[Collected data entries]
-.-.-

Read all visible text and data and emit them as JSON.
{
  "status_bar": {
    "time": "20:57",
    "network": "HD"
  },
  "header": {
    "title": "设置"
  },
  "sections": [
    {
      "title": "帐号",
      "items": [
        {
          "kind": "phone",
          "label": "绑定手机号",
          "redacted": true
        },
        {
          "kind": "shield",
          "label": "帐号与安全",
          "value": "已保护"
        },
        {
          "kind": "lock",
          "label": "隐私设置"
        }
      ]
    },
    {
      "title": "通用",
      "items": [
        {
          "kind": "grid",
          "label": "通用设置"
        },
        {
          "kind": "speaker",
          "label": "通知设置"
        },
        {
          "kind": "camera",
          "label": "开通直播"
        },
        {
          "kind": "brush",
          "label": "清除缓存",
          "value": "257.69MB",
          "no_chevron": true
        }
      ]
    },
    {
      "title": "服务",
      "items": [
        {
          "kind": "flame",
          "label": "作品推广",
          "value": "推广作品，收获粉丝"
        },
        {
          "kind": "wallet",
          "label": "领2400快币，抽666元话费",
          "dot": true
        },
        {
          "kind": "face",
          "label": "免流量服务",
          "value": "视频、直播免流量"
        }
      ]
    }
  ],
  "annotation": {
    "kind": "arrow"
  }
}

-.-.-

Written problem: Tally up the lines of the listing containing the word "label". Give only the total.

Exercise result: 10